Scan the records below. List lines holding "JSON".

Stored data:

════════

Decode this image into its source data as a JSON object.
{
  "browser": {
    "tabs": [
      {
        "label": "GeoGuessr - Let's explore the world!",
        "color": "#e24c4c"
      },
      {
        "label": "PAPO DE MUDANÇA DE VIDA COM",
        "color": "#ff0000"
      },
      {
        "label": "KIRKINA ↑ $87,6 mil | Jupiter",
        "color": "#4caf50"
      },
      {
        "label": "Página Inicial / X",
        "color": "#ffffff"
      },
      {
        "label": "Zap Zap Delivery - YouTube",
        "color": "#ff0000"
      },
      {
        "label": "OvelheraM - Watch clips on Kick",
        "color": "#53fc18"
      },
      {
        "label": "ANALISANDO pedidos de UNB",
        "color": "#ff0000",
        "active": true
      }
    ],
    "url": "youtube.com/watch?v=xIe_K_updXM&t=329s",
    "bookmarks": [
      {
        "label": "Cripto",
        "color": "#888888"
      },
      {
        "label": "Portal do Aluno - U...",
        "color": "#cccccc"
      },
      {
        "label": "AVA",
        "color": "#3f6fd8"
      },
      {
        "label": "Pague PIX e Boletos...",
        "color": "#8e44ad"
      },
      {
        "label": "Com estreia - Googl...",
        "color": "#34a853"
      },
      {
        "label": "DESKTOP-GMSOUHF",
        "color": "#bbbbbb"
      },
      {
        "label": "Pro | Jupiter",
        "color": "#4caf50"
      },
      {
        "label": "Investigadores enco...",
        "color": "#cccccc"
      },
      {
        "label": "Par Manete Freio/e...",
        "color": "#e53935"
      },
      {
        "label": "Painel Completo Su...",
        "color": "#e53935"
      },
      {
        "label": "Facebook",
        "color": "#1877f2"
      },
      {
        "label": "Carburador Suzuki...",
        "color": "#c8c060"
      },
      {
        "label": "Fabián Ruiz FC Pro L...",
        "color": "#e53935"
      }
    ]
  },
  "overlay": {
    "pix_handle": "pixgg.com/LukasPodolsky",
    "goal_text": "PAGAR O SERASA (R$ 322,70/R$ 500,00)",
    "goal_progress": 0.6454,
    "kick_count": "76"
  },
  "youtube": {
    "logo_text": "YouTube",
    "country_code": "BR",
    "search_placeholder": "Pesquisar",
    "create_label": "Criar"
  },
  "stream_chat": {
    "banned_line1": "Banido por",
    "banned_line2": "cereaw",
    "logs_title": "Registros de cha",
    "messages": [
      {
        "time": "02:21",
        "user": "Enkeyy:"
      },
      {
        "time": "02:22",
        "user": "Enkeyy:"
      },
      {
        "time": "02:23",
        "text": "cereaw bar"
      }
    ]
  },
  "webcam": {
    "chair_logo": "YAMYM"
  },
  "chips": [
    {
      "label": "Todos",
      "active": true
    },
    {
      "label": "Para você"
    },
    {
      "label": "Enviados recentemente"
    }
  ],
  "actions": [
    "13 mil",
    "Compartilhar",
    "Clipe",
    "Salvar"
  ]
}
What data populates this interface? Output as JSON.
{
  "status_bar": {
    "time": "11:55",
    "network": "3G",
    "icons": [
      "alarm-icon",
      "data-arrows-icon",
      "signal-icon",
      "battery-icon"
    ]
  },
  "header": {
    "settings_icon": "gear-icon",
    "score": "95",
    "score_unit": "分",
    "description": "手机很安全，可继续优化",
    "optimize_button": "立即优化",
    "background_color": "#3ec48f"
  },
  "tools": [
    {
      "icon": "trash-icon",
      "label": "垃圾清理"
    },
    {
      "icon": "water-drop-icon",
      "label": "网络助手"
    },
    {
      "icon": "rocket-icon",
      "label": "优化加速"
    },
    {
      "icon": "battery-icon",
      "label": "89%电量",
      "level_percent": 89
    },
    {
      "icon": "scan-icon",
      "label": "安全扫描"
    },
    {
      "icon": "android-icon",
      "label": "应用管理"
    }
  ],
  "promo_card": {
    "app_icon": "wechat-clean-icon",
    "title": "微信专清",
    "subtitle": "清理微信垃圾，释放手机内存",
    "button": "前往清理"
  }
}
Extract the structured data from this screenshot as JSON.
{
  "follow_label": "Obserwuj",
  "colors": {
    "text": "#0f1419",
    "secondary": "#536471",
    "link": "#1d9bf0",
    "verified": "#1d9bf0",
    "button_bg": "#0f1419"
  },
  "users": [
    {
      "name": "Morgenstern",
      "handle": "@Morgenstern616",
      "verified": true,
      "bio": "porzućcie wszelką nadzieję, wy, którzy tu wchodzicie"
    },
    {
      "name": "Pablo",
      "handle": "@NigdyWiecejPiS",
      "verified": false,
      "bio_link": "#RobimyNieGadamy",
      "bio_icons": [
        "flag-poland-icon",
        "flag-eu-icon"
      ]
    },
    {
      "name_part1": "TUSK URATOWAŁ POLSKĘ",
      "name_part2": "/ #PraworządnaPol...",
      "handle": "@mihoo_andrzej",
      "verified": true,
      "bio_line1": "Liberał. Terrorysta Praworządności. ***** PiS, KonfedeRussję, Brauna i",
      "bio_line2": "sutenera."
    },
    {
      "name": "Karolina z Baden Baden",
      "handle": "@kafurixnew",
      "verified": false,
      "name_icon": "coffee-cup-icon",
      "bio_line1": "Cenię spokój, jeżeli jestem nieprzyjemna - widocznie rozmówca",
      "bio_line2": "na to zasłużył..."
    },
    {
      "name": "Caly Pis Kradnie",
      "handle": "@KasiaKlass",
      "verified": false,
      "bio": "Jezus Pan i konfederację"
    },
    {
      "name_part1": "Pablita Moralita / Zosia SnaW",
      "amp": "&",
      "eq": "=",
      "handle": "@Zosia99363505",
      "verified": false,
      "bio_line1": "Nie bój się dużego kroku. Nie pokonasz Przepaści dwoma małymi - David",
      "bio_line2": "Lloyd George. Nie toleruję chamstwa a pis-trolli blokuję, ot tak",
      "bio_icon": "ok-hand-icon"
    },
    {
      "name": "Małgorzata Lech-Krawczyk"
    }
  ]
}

════════

Exercise response>
Decode this image into its source data as a JSON object.
What data populates this interface? Output as JSON.
Extract the structured data from this screenshot as JSON.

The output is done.